Task instructions: Your task is to print all of the data word for word.

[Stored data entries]
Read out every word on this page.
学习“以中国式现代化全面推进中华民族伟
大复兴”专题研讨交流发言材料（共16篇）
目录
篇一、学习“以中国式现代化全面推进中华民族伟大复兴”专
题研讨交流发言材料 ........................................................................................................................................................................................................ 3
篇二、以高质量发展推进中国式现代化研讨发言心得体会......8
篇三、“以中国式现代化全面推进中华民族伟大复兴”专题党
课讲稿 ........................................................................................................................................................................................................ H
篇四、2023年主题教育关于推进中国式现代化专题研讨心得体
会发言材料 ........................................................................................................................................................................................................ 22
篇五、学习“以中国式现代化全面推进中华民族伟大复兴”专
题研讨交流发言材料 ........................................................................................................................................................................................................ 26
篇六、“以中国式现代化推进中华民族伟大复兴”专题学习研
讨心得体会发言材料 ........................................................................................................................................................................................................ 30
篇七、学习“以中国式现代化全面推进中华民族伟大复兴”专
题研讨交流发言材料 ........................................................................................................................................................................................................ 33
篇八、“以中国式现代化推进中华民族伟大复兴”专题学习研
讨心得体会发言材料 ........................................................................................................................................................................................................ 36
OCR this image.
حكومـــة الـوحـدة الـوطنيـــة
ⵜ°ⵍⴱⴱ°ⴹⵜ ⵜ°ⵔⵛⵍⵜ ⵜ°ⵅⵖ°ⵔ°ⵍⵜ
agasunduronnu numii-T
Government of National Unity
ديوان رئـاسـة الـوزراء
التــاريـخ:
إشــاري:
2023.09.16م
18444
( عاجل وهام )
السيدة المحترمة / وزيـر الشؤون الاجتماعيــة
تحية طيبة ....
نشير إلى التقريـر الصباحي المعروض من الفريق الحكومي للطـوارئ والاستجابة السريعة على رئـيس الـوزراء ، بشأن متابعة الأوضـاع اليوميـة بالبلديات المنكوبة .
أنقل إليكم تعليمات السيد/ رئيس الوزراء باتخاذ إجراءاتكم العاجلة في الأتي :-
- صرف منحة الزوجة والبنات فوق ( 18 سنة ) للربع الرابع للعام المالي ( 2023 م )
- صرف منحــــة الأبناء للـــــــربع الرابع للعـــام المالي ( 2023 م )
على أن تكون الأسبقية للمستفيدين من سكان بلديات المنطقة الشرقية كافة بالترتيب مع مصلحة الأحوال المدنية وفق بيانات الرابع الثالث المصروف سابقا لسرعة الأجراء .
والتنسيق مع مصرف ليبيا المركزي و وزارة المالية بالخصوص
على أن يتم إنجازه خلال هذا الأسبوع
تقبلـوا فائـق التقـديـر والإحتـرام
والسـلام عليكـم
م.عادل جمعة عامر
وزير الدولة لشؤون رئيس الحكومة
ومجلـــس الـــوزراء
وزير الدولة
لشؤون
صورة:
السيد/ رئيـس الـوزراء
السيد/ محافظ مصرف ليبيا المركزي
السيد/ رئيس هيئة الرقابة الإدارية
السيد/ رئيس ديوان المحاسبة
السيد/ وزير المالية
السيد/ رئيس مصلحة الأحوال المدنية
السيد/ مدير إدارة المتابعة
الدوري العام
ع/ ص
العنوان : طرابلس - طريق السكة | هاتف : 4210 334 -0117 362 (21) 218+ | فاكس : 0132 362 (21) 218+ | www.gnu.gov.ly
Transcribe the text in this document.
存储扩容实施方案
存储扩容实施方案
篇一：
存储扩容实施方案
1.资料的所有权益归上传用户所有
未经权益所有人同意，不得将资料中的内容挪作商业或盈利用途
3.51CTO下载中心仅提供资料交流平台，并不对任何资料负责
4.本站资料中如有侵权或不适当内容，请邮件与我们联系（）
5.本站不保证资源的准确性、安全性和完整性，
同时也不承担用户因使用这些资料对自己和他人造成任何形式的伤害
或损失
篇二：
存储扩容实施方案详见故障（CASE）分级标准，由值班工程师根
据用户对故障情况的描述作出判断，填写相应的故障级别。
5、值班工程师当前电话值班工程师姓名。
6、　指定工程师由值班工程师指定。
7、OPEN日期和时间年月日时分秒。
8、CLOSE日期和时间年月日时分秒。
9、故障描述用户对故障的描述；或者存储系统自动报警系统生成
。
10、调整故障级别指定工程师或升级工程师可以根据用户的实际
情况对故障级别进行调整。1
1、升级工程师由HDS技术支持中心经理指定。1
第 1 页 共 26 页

Reply:
Read out every word on this page.
学习“以中国式现代化全面推进中华民族伟
大复兴”专题研讨交流发言材料（共16篇）
目录
篇一、学习“以中国式现代化全面推进中华民族伟大复兴”专
题研讨交流发言材料 ........................................................................................................................................................................................................ 3
篇二、以高质量发展推进中国式现代化研讨发言心得体会......8
篇三、“以中国式现代化全面推进中华民族伟大复兴”专题党
课讲稿 ........................................................................................................................................................................................................ H
篇四、2023年主题教育关于推进中国式现代化专题研讨心得体
会发言材料 ........................................................................................................................................................................................................ 22
篇五、学习“以中国式现代化全面推进中华民族伟大复兴”专
题研讨交流发言材料 ........................................................................................................................................................................................................ 26
篇六、“以中国式现代化推进中华民族伟大复兴”专题学习研
讨心得体会发言材料 ........................................................................................................................................................................................................ 30
篇七、学习“以中国式现代化全面推进中华民族伟大复兴”专
题研讨交流发言材料 ........................................................................................................................................................................................................ 33
篇八、“以中国式现代化推进中华民族伟大复兴”专题学习研
讨心得体会发言材料 ........................................................................................................................................................................................................ 36
OCR this image.
حكومـــة الـوحـدة الـوطنيـــة
ⵜ°ⵍⴱⴱ°ⴹⵜ ⵜ°ⵔⵛⵍⵜ ⵜ°ⵅⵖ°ⵔ°ⵍⵜ
agasunduronnu numii-T
Government of National Unity
ديوان رئـاسـة الـوزراء
التــاريـخ:
إشــاري:
2023.09.16م
18444
( عاجل وهام )
السيدة المحترمة / وزيـر الشؤون الاجتماعيــة
تحية طيبة ....
نشير إلى التقريـر الصباحي المعروض من الفريق الحكومي للطـوارئ والاستجابة السريعة على رئـيس الـوزراء ، بشأن متابعة الأوضـاع اليوميـة بالبلديات المنكوبة .
أنقل إليكم تعليمات السيد/ رئيس الوزراء باتخاذ إجراءاتكم العاجلة في الأتي :-
- صرف منحة الزوجة والبنات فوق ( 18 سنة ) للربع الرابع للعام المالي ( 2023 م )
- صرف منحــــة الأبناء للـــــــربع الرابع للعـــام المالي ( 2023 م )
على أن تكون الأسبقية للمستفيدين من سكان بلديات المنطقة الشرقية كافة بالترتيب مع مصلحة الأحوال المدنية وفق بيانات الرابع الثالث المصروف سابقا لسرعة الأجراء .
والتنسيق مع مصرف ليبيا المركزي و وزارة المالية بالخصوص
على أن يتم إنجازه خلال هذا الأسبوع
تقبلـوا فائـق التقـديـر والإحتـرام
والسـلام عليكـم
م.عادل جمعة عامر
وزير الدولة لشؤون رئيس الحكومة
ومجلـــس الـــوزراء
وزير الدولة
لشؤون
صورة:
السيد/ رئيـس الـوزراء
السيد/ محافظ مصرف ليبيا المركزي
السيد/ رئيس هيئة الرقابة الإدارية
السيد/ رئيس ديوان المحاسبة
السيد/ وزير المالية
السيد/ رئيس مصلحة الأحوال المدنية
السيد/ مدير إدارة المتابعة
الدوري العام
ع/ ص
العنوان : طرابلس - طريق السكة | هاتف : 4210 334 -0117 362 (21) 218+ | فاكس : 0132 362 (21) 218+ | www.gnu.gov.ly
Transcribe the text in this document.
存储扩容实施方案
存储扩容实施方案
篇一：
存储扩容实施方案
1.资料的所有权益归上传用户所有
未经权益所有人同意，不得将资料中的内容挪作商业或盈利用途
3.51CTO下载中心仅提供资料交流平台，并不对任何资料负责
4.本站资料中如有侵权或不适当内容，请邮件与我们联系（）
5.本站不保证资源的准确性、安全性和完整性，
同时也不承担用户因使用这些资料对自己和他人造成任何形式的伤害
或损失
篇二：
存储扩容实施方案详见故障（CASE）分级标准，由值班工程师根
据用户对故障情况的描述作出判断，填写相应的故障级别。
5、值班工程师当前电话值班工程师姓名。
6、　指定工程师由值班工程师指定。
7、OPEN日期和时间年月日时分秒。
8、CLOSE日期和时间年月日时分秒。
9、故障描述用户对故障的描述；或者存储系统自动报警系统生成
。
10、调整故障级别指定工程师或升级工程师可以根据用户的实际
情况对故障级别进行调整。1
1、升级工程师由HDS技术支持中心经理指定。1
第 1 页 共 26 页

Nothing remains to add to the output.